**Material for the task:**

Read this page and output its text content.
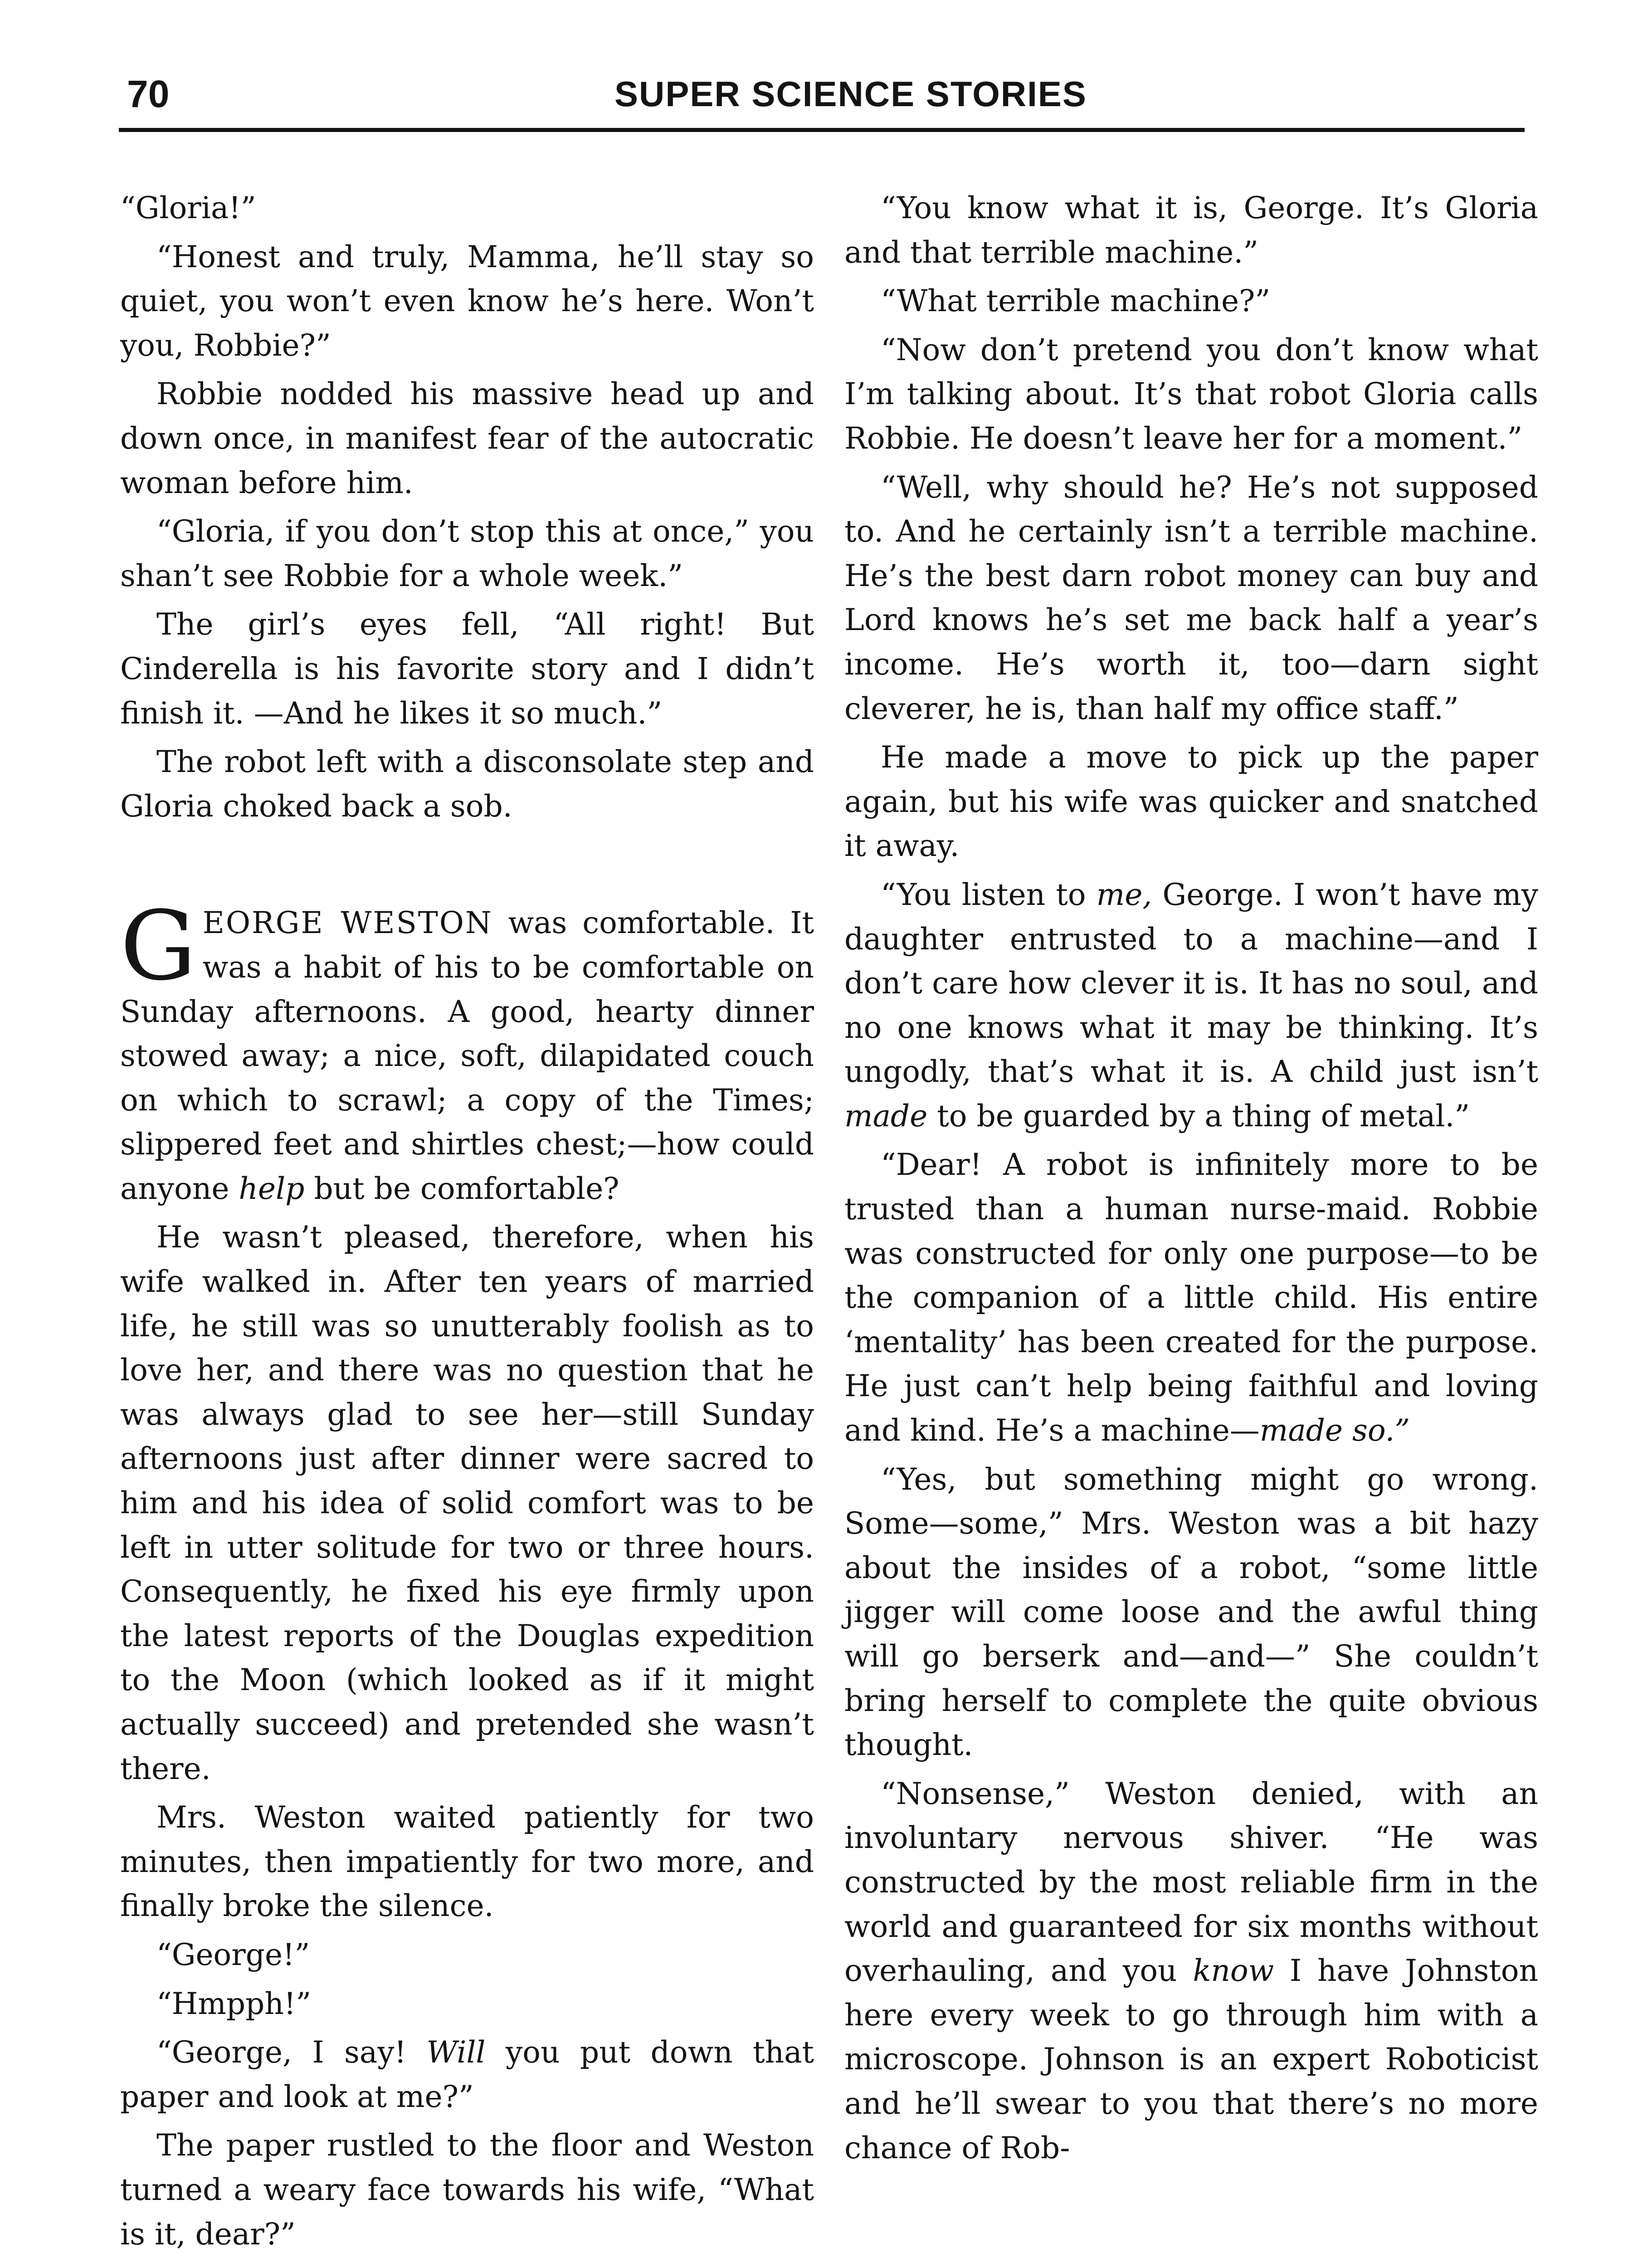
70	SUPER SCIENCE STORIES

“Gloria!”

“Honest and truly, Mamma, he’ll stay so quiet, you won’t even know he’s here. Won’t you, Robbie?”

Robbie nodded his massive head up and down once, in manifest fear of the autocratic woman before him.

“Gloria, if you don’t stop this at once,” you shan’t see Robbie for a whole week.”

The girl’s eyes fell, “All right! But Cinderella is his favorite story and I didn’t finish it. —And he likes it so much.”

The robot left with a disconsolate step and Gloria choked back a sob.

GEORGE WESTON was comfortable. It was a habit of his to be comfortable on Sunday afternoons. A good, hearty dinner stowed away; a nice, soft, dilapidated couch on which to scrawl; a copy of the Times; slippered feet and shirtles chest;—how could anyone help but be comfortable?

He wasn’t pleased, therefore, when his wife walked in. After ten years of married life, he still was so unutterably foolish as to love her, and there was no question that he was always glad to see her—still Sunday afternoons just after dinner were sacred to him and his idea of solid comfort was to be left in utter solitude for two or three hours. Consequently, he fixed his eye firmly upon the latest reports of the Douglas expedition to the Moon (which looked as if it might actually succeed) and pretended she wasn’t there.

Mrs. Weston waited patiently for two minutes, then impatiently for two more, and finally broke the silence.

“George!”

“Hmpph!”

“George, I say! Will you put down that paper and look at me?”

The paper rustled to the floor and Weston turned a weary face towards his wife, “What is it, dear?”

“You know what it is, George. It’s Gloria and that terrible machine.”

“What terrible machine?”

“Now don’t pretend you don’t know what I’m talking about. It’s that robot Gloria calls Robbie. He doesn’t leave her for a moment.”

“Well, why should he? He’s not supposed to. And he certainly isn’t a terrible machine. He’s the best darn robot money can buy and Lord knows he’s set me back half a year’s income. He’s worth it, too—darn sight cleverer, he is, than half my office staff.”

He made a move to pick up the paper again, but his wife was quicker and snatched it away.

“You listen to me, George. I won’t have my daughter entrusted to a machine—and I don’t care how clever it is. It has no soul, and no one knows what it may be thinking. It’s ungodly, that’s what it is. A child just isn’t made to be guarded by a thing of metal.”

“Dear! A robot is infinitely more to be trusted than a human nurse-maid. Robbie was constructed for only one purpose—to be the companion of a little child. His entire ‘mentality’ has been created for the purpose. He just can’t help being faithful and loving and kind. He’s a machine—made so.”

“Yes, but something might go wrong. Some—some,” Mrs. Weston was a bit hazy about the insides of a robot, “some little jigger will come loose and the awful thing will go berserk and—and—” She couldn’t bring herself to complete the quite obvious thought.

“Nonsense,” Weston denied, with an involuntary nervous shiver. “He was constructed by the most reliable firm in the world and guaranteed for six months without overhauling, and you know I have Johnston here every week to go through him with a microscope. Johnson is an expert Roboticist and he’ll swear to you that there’s no more chance of Rob-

**Goal:**
Pictures in the records above should not be copied. Repeat everything else exactly.

**Task response:**
Read this page and output its text content.
70	SUPER SCIENCE STORIES

“Gloria!”

“Honest and truly, Mamma, he’ll stay so quiet, you won’t even know he’s here. Won’t you, Robbie?”

Robbie nodded his massive head up and down once, in manifest fear of the autocratic woman before him.

“Gloria, if you don’t stop this at once,” you shan’t see Robbie for a whole week.”

The girl’s eyes fell, “All right! But Cinderella is his favorite story and I didn’t finish it. —And he likes it so much.”

The robot left with a disconsolate step and Gloria choked back a sob.

GEORGE WESTON was comfortable. It was a habit of his to be comfortable on Sunday afternoons. A good, hearty dinner stowed away; a nice, soft, dilapidated couch on which to scrawl; a copy of the Times; slippered feet and shirtles chest;—how could anyone help but be comfortable?

He wasn’t pleased, therefore, when his wife walked in. After ten years of married life, he still was so unutterably foolish as to love her, and there was no question that he was always glad to see her—still Sunday afternoons just after dinner were sacred to him and his idea of solid comfort was to be left in utter solitude for two or three hours. Consequently, he fixed his eye firmly upon the latest reports of the Douglas expedition to the Moon (which looked as if it might actually succeed) and pretended she wasn’t there.

Mrs. Weston waited patiently for two minutes, then impatiently for two more, and finally broke the silence.

“George!”

“Hmpph!”

“George, I say! Will you put down that paper and look at me?”

The paper rustled to the floor and Weston turned a weary face towards his wife, “What is it, dear?”

“You know what it is, George. It’s Gloria and that terrible machine.”

“What terrible machine?”

“Now don’t pretend you don’t know what I’m talking about. It’s that robot Gloria calls Robbie. He doesn’t leave her for a moment.”

“Well, why should he? He’s not supposed to. And he certainly isn’t a terrible machine. He’s the best darn robot money can buy and Lord knows he’s set me back half a year’s income. He’s worth it, too—darn sight cleverer, he is, than half my office staff.”

He made a move to pick up the paper again, but his wife was quicker and snatched it away.

“You listen to me, George. I won’t have my daughter entrusted to a machine—and I don’t care how clever it is. It has no soul, and no one knows what it may be thinking. It’s ungodly, that’s what it is. A child just isn’t made to be guarded by a thing of metal.”

“Dear! A robot is infinitely more to be trusted than a human nurse-maid. Robbie was constructed for only one purpose—to be the companion of a little child. His entire ‘mentality’ has been created for the purpose. He just can’t help being faithful and loving and kind. He’s a machine—made so.”

“Yes, but something might go wrong. Some—some,” Mrs. Weston was a bit hazy about the insides of a robot, “some little jigger will come loose and the awful thing will go berserk and—and—” She couldn’t bring herself to complete the quite obvious thought.

“Nonsense,” Weston denied, with an involuntary nervous shiver. “He was constructed by the most reliable firm in the world and guaranteed for six months without overhauling, and you know I have Johnston here every week to go through him with a microscope. Johnson is an expert Roboticist and he’ll swear to you that there’s no more chance of Rob-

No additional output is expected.